Supplied material >>
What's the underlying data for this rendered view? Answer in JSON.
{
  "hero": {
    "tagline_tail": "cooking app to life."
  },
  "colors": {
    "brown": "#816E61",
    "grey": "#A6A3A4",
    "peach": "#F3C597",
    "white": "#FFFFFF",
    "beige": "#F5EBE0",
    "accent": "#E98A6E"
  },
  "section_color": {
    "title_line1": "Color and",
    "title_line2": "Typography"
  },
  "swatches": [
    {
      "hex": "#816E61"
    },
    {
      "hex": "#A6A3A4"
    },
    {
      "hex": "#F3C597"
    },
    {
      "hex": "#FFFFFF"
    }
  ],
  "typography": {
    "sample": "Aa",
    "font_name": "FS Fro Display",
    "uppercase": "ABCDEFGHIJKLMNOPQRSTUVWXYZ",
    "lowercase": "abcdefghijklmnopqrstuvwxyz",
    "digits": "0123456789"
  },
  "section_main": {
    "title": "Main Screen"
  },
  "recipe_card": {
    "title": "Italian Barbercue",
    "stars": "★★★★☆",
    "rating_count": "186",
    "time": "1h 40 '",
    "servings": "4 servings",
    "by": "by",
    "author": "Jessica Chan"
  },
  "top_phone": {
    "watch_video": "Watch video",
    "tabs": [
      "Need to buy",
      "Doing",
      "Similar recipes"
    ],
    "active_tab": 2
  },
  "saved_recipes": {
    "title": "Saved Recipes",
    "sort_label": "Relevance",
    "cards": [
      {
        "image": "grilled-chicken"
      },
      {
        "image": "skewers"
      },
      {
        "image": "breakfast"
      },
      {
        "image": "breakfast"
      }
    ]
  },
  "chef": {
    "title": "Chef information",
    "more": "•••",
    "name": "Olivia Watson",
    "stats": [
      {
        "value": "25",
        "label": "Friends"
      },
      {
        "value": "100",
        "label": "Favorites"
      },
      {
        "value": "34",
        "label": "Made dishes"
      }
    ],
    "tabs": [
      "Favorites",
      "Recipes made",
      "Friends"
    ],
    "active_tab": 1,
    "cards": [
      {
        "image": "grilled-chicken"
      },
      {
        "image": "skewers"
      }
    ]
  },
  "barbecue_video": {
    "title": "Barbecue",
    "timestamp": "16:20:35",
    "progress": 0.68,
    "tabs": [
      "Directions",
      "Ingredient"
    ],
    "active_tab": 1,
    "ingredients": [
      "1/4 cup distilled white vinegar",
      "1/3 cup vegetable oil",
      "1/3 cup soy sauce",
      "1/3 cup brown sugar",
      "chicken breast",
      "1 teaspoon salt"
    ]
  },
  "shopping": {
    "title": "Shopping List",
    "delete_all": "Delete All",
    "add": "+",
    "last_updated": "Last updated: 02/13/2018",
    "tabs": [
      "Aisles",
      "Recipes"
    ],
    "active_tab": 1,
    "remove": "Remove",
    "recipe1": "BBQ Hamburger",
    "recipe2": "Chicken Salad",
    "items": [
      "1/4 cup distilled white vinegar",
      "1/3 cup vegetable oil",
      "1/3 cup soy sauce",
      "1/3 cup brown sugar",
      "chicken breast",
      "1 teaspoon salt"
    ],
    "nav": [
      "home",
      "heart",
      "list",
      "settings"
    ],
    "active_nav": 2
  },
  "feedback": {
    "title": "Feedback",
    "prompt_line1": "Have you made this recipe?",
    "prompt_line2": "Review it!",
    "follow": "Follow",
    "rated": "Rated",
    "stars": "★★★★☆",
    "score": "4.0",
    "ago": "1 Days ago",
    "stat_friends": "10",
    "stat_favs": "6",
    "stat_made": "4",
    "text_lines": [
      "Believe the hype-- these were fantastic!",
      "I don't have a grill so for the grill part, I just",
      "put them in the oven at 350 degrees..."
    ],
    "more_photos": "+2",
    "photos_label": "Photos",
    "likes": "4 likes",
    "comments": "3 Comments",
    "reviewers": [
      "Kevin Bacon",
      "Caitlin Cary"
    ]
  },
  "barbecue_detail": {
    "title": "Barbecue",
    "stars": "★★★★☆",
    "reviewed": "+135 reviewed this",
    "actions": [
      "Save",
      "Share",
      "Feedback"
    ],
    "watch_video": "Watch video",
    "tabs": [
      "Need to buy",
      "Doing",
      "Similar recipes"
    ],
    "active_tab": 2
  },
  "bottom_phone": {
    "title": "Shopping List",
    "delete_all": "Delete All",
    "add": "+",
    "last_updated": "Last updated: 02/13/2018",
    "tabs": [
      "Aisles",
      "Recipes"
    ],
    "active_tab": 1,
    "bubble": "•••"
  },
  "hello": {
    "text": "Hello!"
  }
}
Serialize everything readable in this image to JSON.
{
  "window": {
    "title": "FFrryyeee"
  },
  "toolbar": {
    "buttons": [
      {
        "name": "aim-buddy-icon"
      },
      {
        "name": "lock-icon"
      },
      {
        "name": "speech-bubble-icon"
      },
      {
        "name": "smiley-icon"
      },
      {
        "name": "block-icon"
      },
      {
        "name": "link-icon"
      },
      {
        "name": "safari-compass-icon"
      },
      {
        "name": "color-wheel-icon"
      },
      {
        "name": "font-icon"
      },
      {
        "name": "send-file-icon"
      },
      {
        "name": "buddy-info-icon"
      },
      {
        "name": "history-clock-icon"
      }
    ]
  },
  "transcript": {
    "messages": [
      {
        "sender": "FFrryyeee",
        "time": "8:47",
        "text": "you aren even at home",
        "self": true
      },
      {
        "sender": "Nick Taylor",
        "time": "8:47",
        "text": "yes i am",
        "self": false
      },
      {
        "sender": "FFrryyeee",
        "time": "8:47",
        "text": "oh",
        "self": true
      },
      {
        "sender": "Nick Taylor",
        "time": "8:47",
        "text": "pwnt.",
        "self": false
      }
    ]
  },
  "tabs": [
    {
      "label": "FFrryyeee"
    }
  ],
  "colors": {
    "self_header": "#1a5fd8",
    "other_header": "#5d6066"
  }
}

Short task >>
Repeat, with no changes, each line from the one with "Serialize everything readable" to the end of the listing, including both ends and nothing else.

Solution to this exercise >>
Serialize everything readable in this image to JSON.
{
  "window": {
    "title": "FFrryyeee"
  },
  "toolbar": {
    "buttons": [
      {
        "name": "aim-buddy-icon"
      },
      {
        "name": "lock-icon"
      },
      {
        "name": "speech-bubble-icon"
      },
      {
        "name": "smiley-icon"
      },
      {
        "name": "block-icon"
      },
      {
        "name": "link-icon"
      },
      {
        "name": "safari-compass-icon"
      },
      {
        "name": "color-wheel-icon"
      },
      {
        "name": "font-icon"
      },
      {
        "name": "send-file-icon"
      },
      {
        "name": "buddy-info-icon"
      },
      {
        "name": "history-clock-icon"
      }
    ]
  },
  "transcript": {
    "messages": [
      {
        "sender": "FFrryyeee",
        "time": "8:47",
        "text": "you aren even at home",
        "self": true
      },
      {
        "sender": "Nick Taylor",
        "time": "8:47",
        "text": "yes i am",
        "self": false
      },
      {
        "sender": "FFrryyeee",
        "time": "8:47",
        "text": "oh",
        "self": true
      },
      {
        "sender": "Nick Taylor",
        "time": "8:47",
        "text": "pwnt.",
        "self": false
      }
    ]
  },
  "tabs": [
    {
      "label": "FFrryyeee"
    }
  ],
  "colors": {
    "self_header": "#1a5fd8",
    "other_header": "#5d6066"
  }
}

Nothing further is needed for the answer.